• Source data:
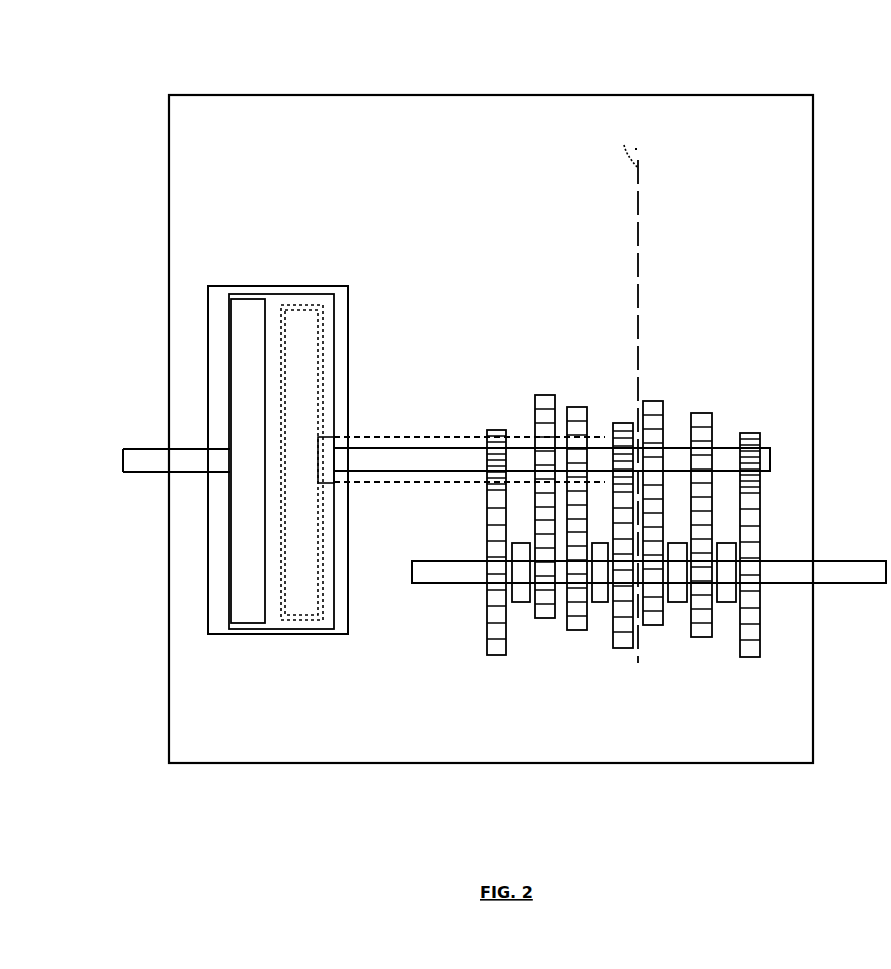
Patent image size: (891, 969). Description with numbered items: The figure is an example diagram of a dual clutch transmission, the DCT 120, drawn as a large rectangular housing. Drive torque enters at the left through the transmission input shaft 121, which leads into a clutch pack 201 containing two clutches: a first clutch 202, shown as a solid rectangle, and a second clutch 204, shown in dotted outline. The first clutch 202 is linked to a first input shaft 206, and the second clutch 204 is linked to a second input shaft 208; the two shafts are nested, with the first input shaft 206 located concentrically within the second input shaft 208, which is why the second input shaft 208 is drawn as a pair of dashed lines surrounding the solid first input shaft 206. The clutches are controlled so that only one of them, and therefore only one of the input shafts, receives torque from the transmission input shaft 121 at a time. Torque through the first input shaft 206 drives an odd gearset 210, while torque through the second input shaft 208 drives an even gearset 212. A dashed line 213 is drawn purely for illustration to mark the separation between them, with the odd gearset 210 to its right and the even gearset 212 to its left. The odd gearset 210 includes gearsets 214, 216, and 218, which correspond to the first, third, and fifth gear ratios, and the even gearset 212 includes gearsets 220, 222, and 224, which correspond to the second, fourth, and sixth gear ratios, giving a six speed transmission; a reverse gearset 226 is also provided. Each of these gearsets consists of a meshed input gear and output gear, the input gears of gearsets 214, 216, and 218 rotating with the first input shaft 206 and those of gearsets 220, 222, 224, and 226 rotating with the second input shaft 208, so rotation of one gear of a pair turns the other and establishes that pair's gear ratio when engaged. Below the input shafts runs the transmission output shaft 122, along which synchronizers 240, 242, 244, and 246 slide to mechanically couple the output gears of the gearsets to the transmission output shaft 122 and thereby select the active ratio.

The dual clutch transmission 120 is at (258, 95).
The transmission input shaft 121 is at (163, 449).
The transmission output shaft 122 is at (871, 561).
The clutch pack 201 is at (335, 286).
The first clutch 202 is at (237, 297).
The second clutch 204 is at (290, 302).
The first input shaft 206 is at (421, 447).
The second input shaft 208 is at (456, 436).
The odd gearset 210 is at (715, 422).
The even gearset 212 is at (543, 421).
The dashed line 213 is at (619, 143).
The first gear ratio gearset 214 is at (751, 420).
The third gear ratio gearset 216 is at (702, 402).
The fifth gear ratio gearset 218 is at (656, 392).
The second gear ratio gearset 220 is at (621, 412).
The fourth gear ratio gearset 222 is at (577, 394).
The sixth gear ratio gearset 224 is at (544, 386).
The reverse gearset 226 is at (497, 420).
The synchronizer 240 is at (727, 608).
The synchronizer 242 is at (678, 608).
The synchronizer 244 is at (600, 608).
The synchronizer 246 is at (521, 608).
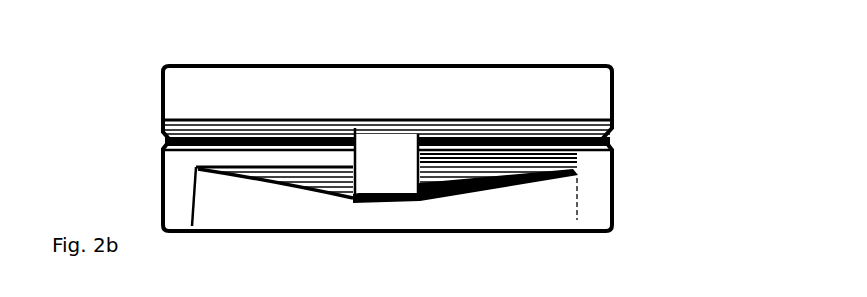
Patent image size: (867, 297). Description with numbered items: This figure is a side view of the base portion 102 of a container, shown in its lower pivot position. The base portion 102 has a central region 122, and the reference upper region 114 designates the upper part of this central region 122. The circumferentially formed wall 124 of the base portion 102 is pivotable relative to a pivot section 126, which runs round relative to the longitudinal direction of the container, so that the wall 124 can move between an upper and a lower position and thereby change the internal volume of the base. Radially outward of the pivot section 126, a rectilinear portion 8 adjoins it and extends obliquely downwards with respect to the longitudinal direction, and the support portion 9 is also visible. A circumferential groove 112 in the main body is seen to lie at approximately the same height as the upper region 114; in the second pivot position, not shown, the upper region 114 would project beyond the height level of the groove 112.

The base portion 102 is at (140, 188).
The circumferential groove 112 is at (165, 133).
The upper region 114 is at (390, 118).
The central region 122 is at (400, 165).
The wall 124 is at (520, 172).
The pivot section 126 is at (198, 172).
The rectilinear portion 8 is at (198, 172).
The support portion 9 is at (596, 235).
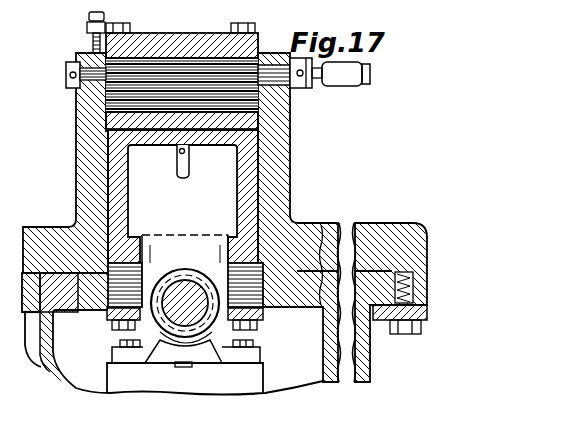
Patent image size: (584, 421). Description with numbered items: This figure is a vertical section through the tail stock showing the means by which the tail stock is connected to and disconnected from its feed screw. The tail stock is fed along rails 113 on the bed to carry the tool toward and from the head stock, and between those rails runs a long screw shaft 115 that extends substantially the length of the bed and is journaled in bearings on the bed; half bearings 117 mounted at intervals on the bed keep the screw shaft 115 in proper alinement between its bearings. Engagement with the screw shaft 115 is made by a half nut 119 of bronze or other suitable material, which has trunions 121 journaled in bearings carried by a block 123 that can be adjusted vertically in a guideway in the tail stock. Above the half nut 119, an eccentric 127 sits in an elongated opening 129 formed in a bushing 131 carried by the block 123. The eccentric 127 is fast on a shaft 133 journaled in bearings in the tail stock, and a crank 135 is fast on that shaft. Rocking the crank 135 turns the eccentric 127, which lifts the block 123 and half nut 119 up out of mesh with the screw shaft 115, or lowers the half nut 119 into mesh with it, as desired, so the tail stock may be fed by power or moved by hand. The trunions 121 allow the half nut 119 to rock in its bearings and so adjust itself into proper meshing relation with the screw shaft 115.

The rails 113 is at (42, 278).
The screw shaft 115 is at (182, 292).
The half bearings 117 is at (182, 342).
The half nut 119 is at (252, 322).
The trunions 121 is at (112, 288).
The block 123 is at (242, 208).
The eccentric 127 is at (262, 99).
The elongated opening 129 is at (178, 112).
The bushing 131 is at (122, 42).
The shaft 133 is at (93, 78).
The crank 135 is at (350, 78).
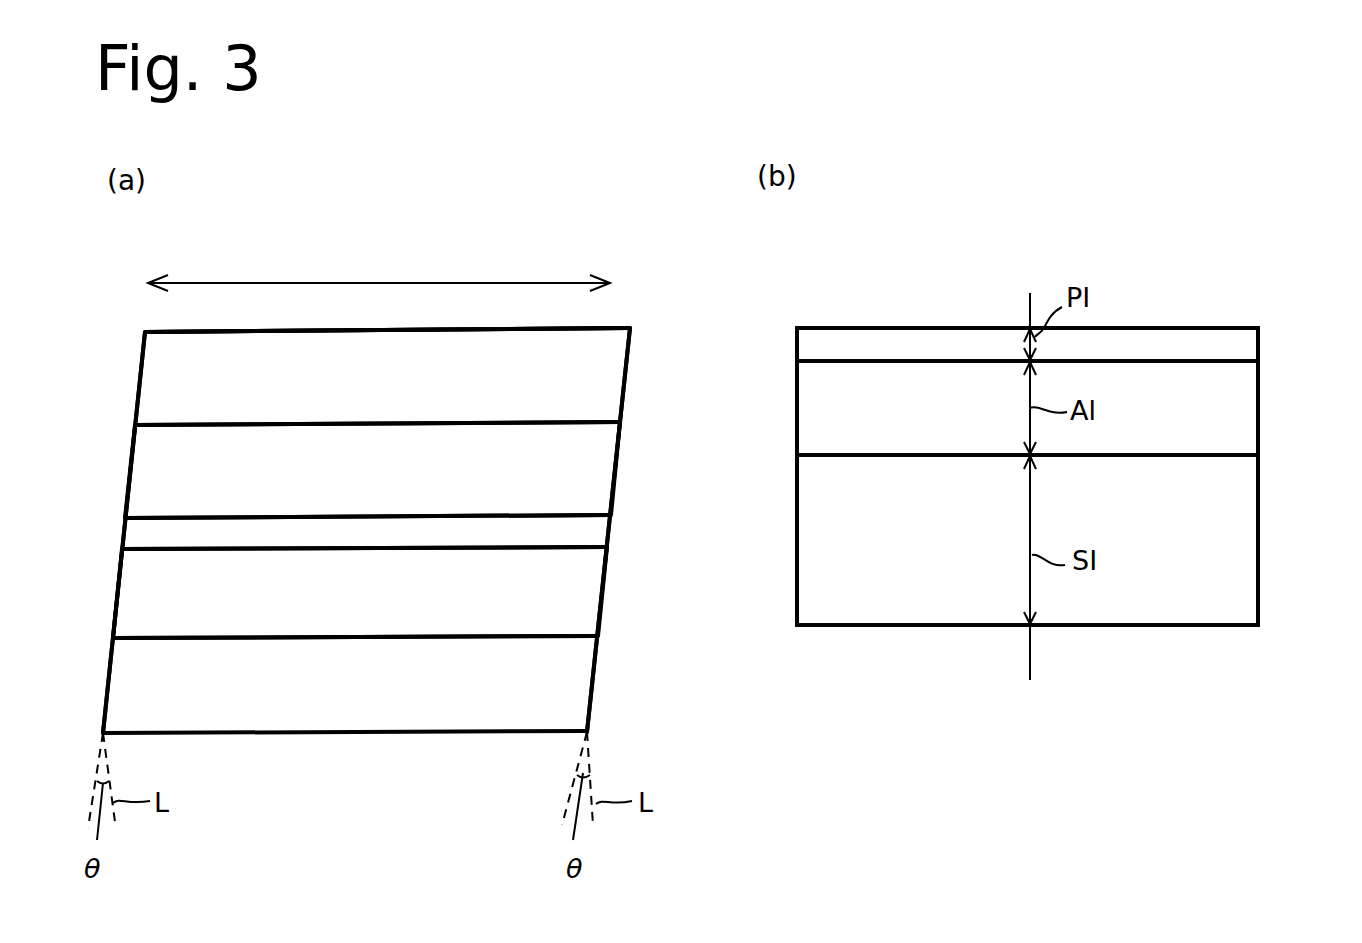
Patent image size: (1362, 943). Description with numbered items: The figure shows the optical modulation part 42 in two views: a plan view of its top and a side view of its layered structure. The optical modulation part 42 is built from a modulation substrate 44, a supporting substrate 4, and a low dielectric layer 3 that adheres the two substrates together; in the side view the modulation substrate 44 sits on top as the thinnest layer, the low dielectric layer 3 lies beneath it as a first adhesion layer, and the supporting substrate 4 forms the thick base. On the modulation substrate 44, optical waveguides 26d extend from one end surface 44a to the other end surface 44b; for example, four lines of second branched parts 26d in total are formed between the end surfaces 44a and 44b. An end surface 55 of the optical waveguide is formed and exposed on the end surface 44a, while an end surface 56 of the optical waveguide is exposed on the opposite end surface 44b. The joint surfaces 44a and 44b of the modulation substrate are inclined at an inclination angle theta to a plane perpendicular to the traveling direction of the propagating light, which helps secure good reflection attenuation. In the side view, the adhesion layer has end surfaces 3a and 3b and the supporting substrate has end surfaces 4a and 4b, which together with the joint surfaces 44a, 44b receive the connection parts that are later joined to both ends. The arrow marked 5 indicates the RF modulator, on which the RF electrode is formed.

The low dielectric layer 3 is at (820, 432).
The end surface of adhesion layer 3a is at (797, 390).
The end surface of adhesion layer 3b is at (1258, 407).
The supporting substrate 4 is at (812, 577).
The end surface of first supporting substrate 4a is at (797, 515).
The end surface of first supporting substrate 4b is at (1258, 518).
The RF modulator 5 is at (485, 279).
The optical waveguides 26d is at (367, 515).
The optical modulation part 42 is at (394, 315).
The modulation substrate 44 is at (278, 350).
The end surface of modulation substrate 44a is at (138, 373).
The end surface of modulation substrate 44b is at (628, 368).
The end surface of optical waveguide 55 is at (125, 518).
The end surface of optical waveguide 56 is at (620, 422).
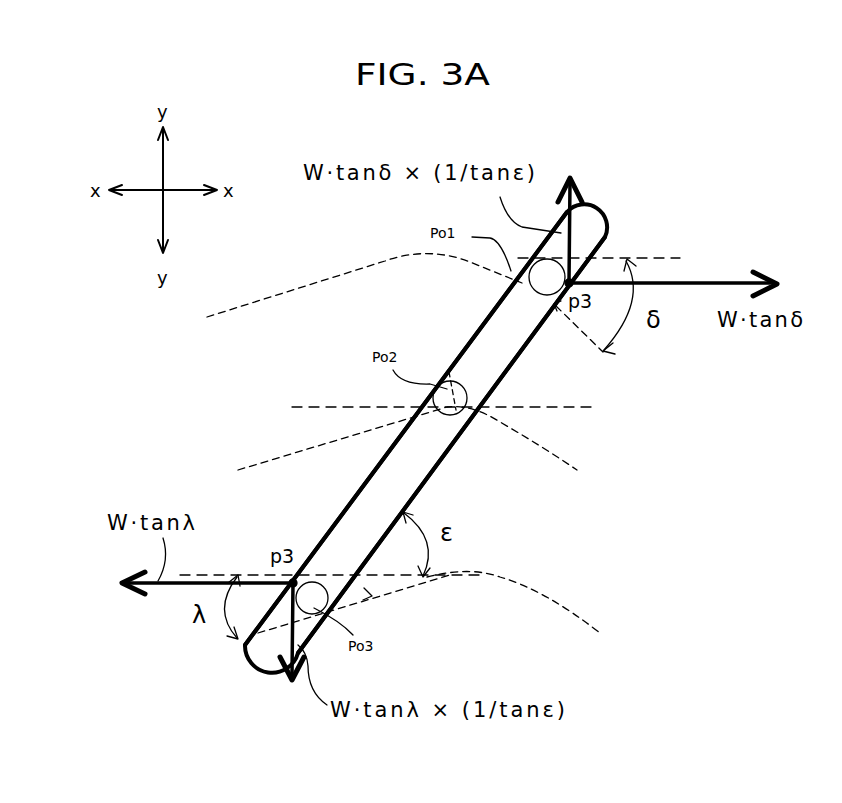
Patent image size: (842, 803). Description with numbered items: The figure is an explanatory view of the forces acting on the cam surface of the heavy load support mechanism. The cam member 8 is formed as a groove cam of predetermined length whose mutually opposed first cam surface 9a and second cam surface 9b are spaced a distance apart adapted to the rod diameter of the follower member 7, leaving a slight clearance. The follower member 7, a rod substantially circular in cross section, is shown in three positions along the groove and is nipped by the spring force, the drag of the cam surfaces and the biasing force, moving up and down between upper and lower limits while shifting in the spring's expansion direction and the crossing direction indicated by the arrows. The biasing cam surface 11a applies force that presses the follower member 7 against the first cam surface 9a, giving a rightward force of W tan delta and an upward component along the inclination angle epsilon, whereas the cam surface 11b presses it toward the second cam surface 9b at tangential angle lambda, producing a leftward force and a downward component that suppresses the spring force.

The follower member 7 is at (542, 283).
The cam member 8 is at (619, 204).
The first cam surface 9a is at (521, 348).
The second cam surface 9b is at (322, 537).
The cam surface 11a is at (580, 320).
The cam surface 11b is at (319, 281).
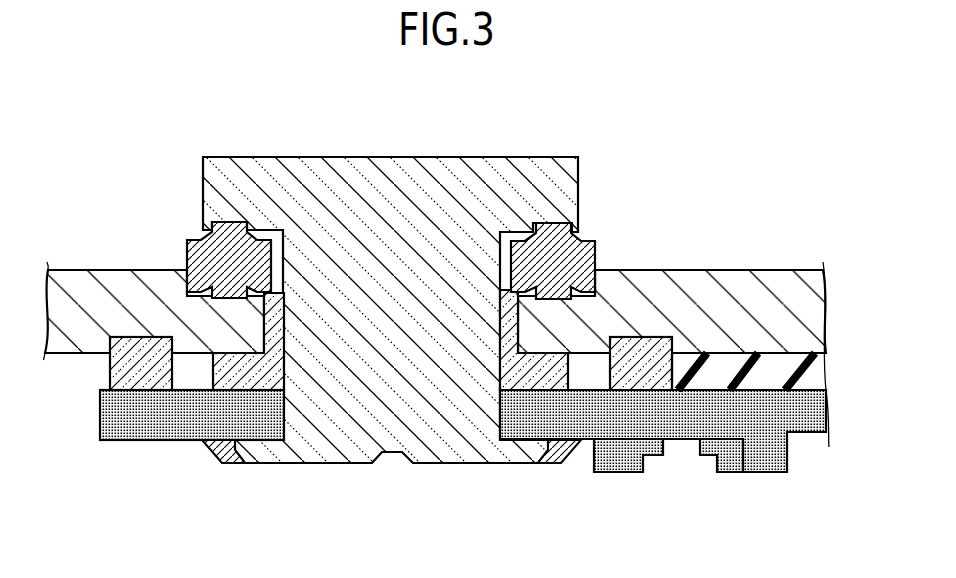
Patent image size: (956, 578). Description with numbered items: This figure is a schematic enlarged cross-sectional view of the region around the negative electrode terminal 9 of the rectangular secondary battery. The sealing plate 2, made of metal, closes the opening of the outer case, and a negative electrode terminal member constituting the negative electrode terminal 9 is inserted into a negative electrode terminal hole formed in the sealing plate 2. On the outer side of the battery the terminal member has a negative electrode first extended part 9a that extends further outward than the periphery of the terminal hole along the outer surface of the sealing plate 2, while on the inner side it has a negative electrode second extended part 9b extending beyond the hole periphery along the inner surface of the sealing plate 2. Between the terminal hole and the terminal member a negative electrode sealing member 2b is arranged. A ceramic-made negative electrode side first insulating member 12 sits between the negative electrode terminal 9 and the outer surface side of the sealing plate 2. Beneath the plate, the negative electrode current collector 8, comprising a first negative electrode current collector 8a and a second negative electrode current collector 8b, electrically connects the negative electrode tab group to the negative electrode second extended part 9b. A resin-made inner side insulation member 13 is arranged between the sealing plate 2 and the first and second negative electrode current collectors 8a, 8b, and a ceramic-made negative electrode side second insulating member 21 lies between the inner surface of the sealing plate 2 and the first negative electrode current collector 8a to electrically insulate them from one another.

The sealing plate 2 is at (690, 270).
The negative electrode sealing member 2b is at (264, 318).
The negative electrode current collector 8 is at (663, 474).
The first negative electrode current collector 8a is at (682, 440).
The second negative electrode current collector 8b is at (803, 432).
The negative electrode terminal 9 is at (400, 185).
The negative electrode first extended part 9a is at (243, 157).
The negative electrode second extended part 9b is at (260, 463).
The negative electrode side first insulating member 12 is at (590, 250).
The inner side insulation member 13 is at (793, 360).
The negative electrode side second insulating member 21 is at (118, 372).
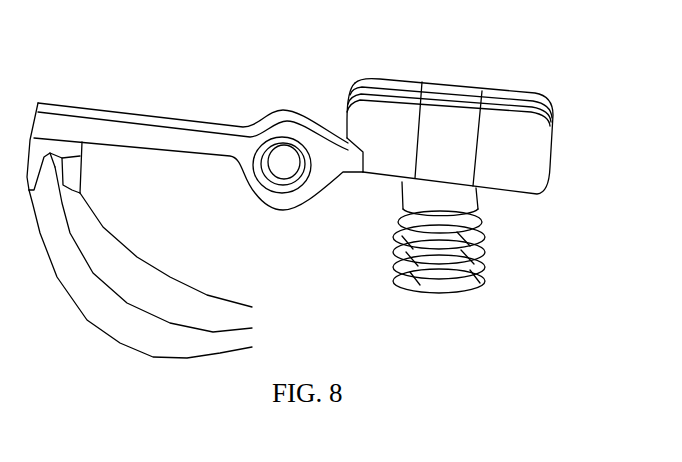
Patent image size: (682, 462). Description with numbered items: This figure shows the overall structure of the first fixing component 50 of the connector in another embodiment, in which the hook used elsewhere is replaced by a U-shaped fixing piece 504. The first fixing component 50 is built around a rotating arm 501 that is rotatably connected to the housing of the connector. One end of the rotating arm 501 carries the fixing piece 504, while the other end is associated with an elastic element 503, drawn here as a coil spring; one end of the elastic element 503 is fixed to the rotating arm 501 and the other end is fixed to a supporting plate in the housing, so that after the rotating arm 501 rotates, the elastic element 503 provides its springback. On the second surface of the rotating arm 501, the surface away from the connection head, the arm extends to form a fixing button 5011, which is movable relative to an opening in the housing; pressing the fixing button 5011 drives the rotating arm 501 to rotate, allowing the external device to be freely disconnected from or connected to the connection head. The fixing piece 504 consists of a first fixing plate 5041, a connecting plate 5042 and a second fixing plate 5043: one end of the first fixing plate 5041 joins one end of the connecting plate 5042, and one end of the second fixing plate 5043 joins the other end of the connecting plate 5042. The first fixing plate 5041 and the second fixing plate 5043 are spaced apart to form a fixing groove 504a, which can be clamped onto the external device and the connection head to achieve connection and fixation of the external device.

The first fixing component 50 is at (312, 184).
The rotating arm 501 is at (322, 157).
The fixing button 5011 is at (466, 97).
The elastic element 503 is at (395, 244).
The fixing piece 504 is at (191, 255).
The fixing groove 504a is at (63, 182).
The first fixing plate 5041 is at (162, 274).
The connecting plate 5042 is at (175, 251).
The second fixing plate 5043 is at (188, 254).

• Stated task: Please restate the entries starting at the line containing "Patent image size: (584, 421)." and ending at the line containing "The crank 135 is at (350, 78).", swapping "tail stock" for "tailstock" and leaving everything else unaltered.

• Task output:
Patent image size: (584, 421). Description with numbered items: This figure is a vertical section through the tailstock showing the means by which the tailstock is connected to and disconnected from its feed screw. The tailstock is fed along rails 113 on the bed to carry the tool toward and from the head stock, and between those rails runs a long screw shaft 115 that extends substantially the length of the bed and is journaled in bearings on the bed; half bearings 117 mounted at intervals on the bed keep the screw shaft 115 in proper alinement between its bearings. Engagement with the screw shaft 115 is made by a half nut 119 of bronze or other suitable material, which has trunions 121 journaled in bearings carried by a block 123 that can be adjusted vertically in a guideway in the tailstock. Above the half nut 119, an eccentric 127 sits in an elongated opening 129 formed in a bushing 131 carried by the block 123. The eccentric 127 is fast on a shaft 133 journaled in bearings in the tailstock, and a crank 135 is fast on that shaft. Rocking the crank 135 turns the eccentric 127, which lifts the block 123 and half nut 119 up out of mesh with the screw shaft 115, or lowers the half nut 119 into mesh with it, as desired, so the tailstock may be fed by power or moved by hand. The trunions 121 allow the half nut 119 to rock in its bearings and so adjust itself into proper meshing relation with the screw shaft 115.

The rails 113 is at (42, 278).
The screw shaft 115 is at (182, 292).
The half bearings 117 is at (182, 342).
The half nut 119 is at (252, 322).
The trunions 121 is at (112, 288).
The block 123 is at (242, 208).
The eccentric 127 is at (262, 99).
The elongated opening 129 is at (178, 112).
The bushing 131 is at (122, 42).
The shaft 133 is at (93, 78).
The crank 135 is at (350, 78).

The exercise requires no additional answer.